**TASK GOAL**. Do not copy the pictures; transcribe all other material exactly.

**MATERIALS PROVIDED**.
■ ■ ■ ■

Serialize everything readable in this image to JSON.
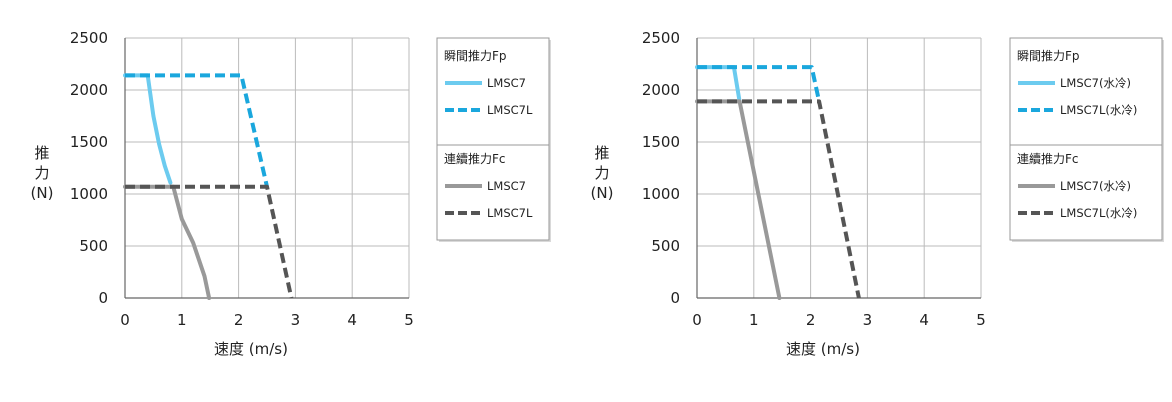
{
  "chart_data": [
    {
      "type": "line",
      "xlabel": "速度 (m/s)",
      "ylabel_lines": [
        "推",
        "力",
        "(N)"
      ],
      "xlim": [
        0,
        5
      ],
      "ylim": [
        0,
        2500
      ],
      "xticks": [
        "0",
        "1",
        "2",
        "3",
        "4",
        "5"
      ],
      "yticks": [
        "0",
        "500",
        "1000",
        "1500",
        "2000",
        "2500"
      ],
      "grid": true,
      "legend_position": "right",
      "legend_groups": [
        {
          "title": "瞬間推力Fp",
          "items": [
            "LMSC7",
            "LMSC7L"
          ]
        },
        {
          "title": "連續推力Fc",
          "items": [
            "LMSC7",
            "LMSC7L"
          ]
        }
      ],
      "series": [
        {
          "name": "LMSC7",
          "group": "瞬間推力Fp",
          "color": "#6ccbef",
          "dash": "solid",
          "points": [
            [
              0,
              2140
            ],
            [
              0.4,
              2140
            ],
            [
              0.5,
              1750
            ],
            [
              0.6,
              1480
            ],
            [
              0.7,
              1270
            ],
            [
              0.8,
              1110
            ]
          ]
        },
        {
          "name": "LMSC7L",
          "group": "瞬間推力Fp",
          "color": "#1aa7dd",
          "dash": "dashed",
          "points": [
            [
              0,
              2140
            ],
            [
              2.05,
              2140
            ],
            [
              2.5,
              1070
            ]
          ]
        },
        {
          "name": "LMSC7",
          "group": "連續推力Fc",
          "color": "#999999",
          "dash": "solid",
          "points": [
            [
              0,
              1070
            ],
            [
              0.85,
              1070
            ],
            [
              1.0,
              760
            ],
            [
              1.2,
              530
            ],
            [
              1.4,
              210
            ],
            [
              1.48,
              0
            ]
          ]
        },
        {
          "name": "LMSC7L",
          "group": "連續推力Fc",
          "color": "#555555",
          "dash": "dashed",
          "points": [
            [
              0,
              1070
            ],
            [
              2.5,
              1070
            ],
            [
              2.93,
              0
            ]
          ]
        }
      ]
    },
    {
      "type": "line",
      "xlabel": "速度 (m/s)",
      "ylabel_lines": [
        "推",
        "力",
        "(N)"
      ],
      "xlim": [
        0,
        5
      ],
      "ylim": [
        0,
        2500
      ],
      "xticks": [
        "0",
        "1",
        "2",
        "3",
        "4",
        "5"
      ],
      "yticks": [
        "0",
        "500",
        "1000",
        "1500",
        "2000",
        "2500"
      ],
      "grid": true,
      "legend_position": "right",
      "legend_groups": [
        {
          "title": "瞬間推力Fp",
          "items": [
            "LMSC7(水冷)",
            "LMSC7L(水冷)"
          ]
        },
        {
          "title": "連續推力Fc",
          "items": [
            "LMSC7(水冷)",
            "LMSC7L(水冷)"
          ]
        }
      ],
      "series": [
        {
          "name": "LMSC7(水冷)",
          "group": "瞬間推力Fp",
          "color": "#6ccbef",
          "dash": "solid",
          "points": [
            [
              0,
              2220
            ],
            [
              0.65,
              2220
            ],
            [
              0.75,
              1890
            ]
          ]
        },
        {
          "name": "LMSC7L(水冷)",
          "group": "瞬間推力Fp",
          "color": "#1aa7dd",
          "dash": "dashed",
          "points": [
            [
              0,
              2220
            ],
            [
              2.02,
              2220
            ],
            [
              2.15,
              1890
            ]
          ]
        },
        {
          "name": "LMSC7(水冷)",
          "group": "連續推力Fc",
          "color": "#999999",
          "dash": "solid",
          "points": [
            [
              0,
              1890
            ],
            [
              0.75,
              1890
            ],
            [
              1.45,
              0
            ]
          ]
        },
        {
          "name": "LMSC7L(水冷)",
          "group": "連續推力Fc",
          "color": "#555555",
          "dash": "dashed",
          "points": [
            [
              0,
              1890
            ],
            [
              2.15,
              1890
            ],
            [
              2.85,
              0
            ]
          ]
        }
      ]
    }
  ]
}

■ ■ ■ ■

**EXERCISE ANSWER**.
Serialize everything readable in this image to JSON.
{
  "chart_data": [
    {
      "type": "line",
      "xlabel": "速度 (m/s)",
      "ylabel_lines": [
        "推",
        "力",
        "(N)"
      ],
      "xlim": [
        0,
        5
      ],
      "ylim": [
        0,
        2500
      ],
      "xticks": [
        "0",
        "1",
        "2",
        "3",
        "4",
        "5"
      ],
      "yticks": [
        "0",
        "500",
        "1000",
        "1500",
        "2000",
        "2500"
      ],
      "grid": true,
      "legend_position": "right",
      "legend_groups": [
        {
          "title": "瞬間推力Fp",
          "items": [
            "LMSC7",
            "LMSC7L"
          ]
        },
        {
          "title": "連續推力Fc",
          "items": [
            "LMSC7",
            "LMSC7L"
          ]
        }
      ],
      "series": [
        {
          "name": "LMSC7",
          "group": "瞬間推力Fp",
          "color": "#6ccbef",
          "dash": "solid",
          "points": [
            [
              0,
              2140
            ],
            [
              0.4,
              2140
            ],
            [
              0.5,
              1750
            ],
            [
              0.6,
              1480
            ],
            [
              0.7,
              1270
            ],
            [
              0.8,
              1110
            ]
          ]
        },
        {
          "name": "LMSC7L",
          "group": "瞬間推力Fp",
          "color": "#1aa7dd",
          "dash": "dashed",
          "points": [
            [
              0,
              2140
            ],
            [
              2.05,
              2140
            ],
            [
              2.5,
              1070
            ]
          ]
        },
        {
          "name": "LMSC7",
          "group": "連續推力Fc",
          "color": "#999999",
          "dash": "solid",
          "points": [
            [
              0,
              1070
            ],
            [
              0.85,
              1070
            ],
            [
              1.0,
              760
            ],
            [
              1.2,
              530
            ],
            [
              1.4,
              210
            ],
            [
              1.48,
              0
            ]
          ]
        },
        {
          "name": "LMSC7L",
          "group": "連續推力Fc",
          "color": "#555555",
          "dash": "dashed",
          "points": [
            [
              0,
              1070
            ],
            [
              2.5,
              1070
            ],
            [
              2.93,
              0
            ]
          ]
        }
      ]
    },
    {
      "type": "line",
      "xlabel": "速度 (m/s)",
      "ylabel_lines": [
        "推",
        "力",
        "(N)"
      ],
      "xlim": [
        0,
        5
      ],
      "ylim": [
        0,
        2500
      ],
      "xticks": [
        "0",
        "1",
        "2",
        "3",
        "4",
        "5"
      ],
      "yticks": [
        "0",
        "500",
        "1000",
        "1500",
        "2000",
        "2500"
      ],
      "grid": true,
      "legend_position": "right",
      "legend_groups": [
        {
          "title": "瞬間推力Fp",
          "items": [
            "LMSC7(水冷)",
            "LMSC7L(水冷)"
          ]
        },
        {
          "title": "連續推力Fc",
          "items": [
            "LMSC7(水冷)",
            "LMSC7L(水冷)"
          ]
        }
      ],
      "series": [
        {
          "name": "LMSC7(水冷)",
          "group": "瞬間推力Fp",
          "color": "#6ccbef",
          "dash": "solid",
          "points": [
            [
              0,
              2220
            ],
            [
              0.65,
              2220
            ],
            [
              0.75,
              1890
            ]
          ]
        },
        {
          "name": "LMSC7L(水冷)",
          "group": "瞬間推力Fp",
          "color": "#1aa7dd",
          "dash": "dashed",
          "points": [
            [
              0,
              2220
            ],
            [
              2.02,
              2220
            ],
            [
              2.15,
              1890
            ]
          ]
        },
        {
          "name": "LMSC7(水冷)",
          "group": "連續推力Fc",
          "color": "#999999",
          "dash": "solid",
          "points": [
            [
              0,
              1890
            ],
            [
              0.75,
              1890
            ],
            [
              1.45,
              0
            ]
          ]
        },
        {
          "name": "LMSC7L(水冷)",
          "group": "連續推力Fc",
          "color": "#555555",
          "dash": "dashed",
          "points": [
            [
              0,
              1890
            ],
            [
              2.15,
              1890
            ],
            [
              2.85,
              0
            ]
          ]
        }
      ]
    }
  ]
}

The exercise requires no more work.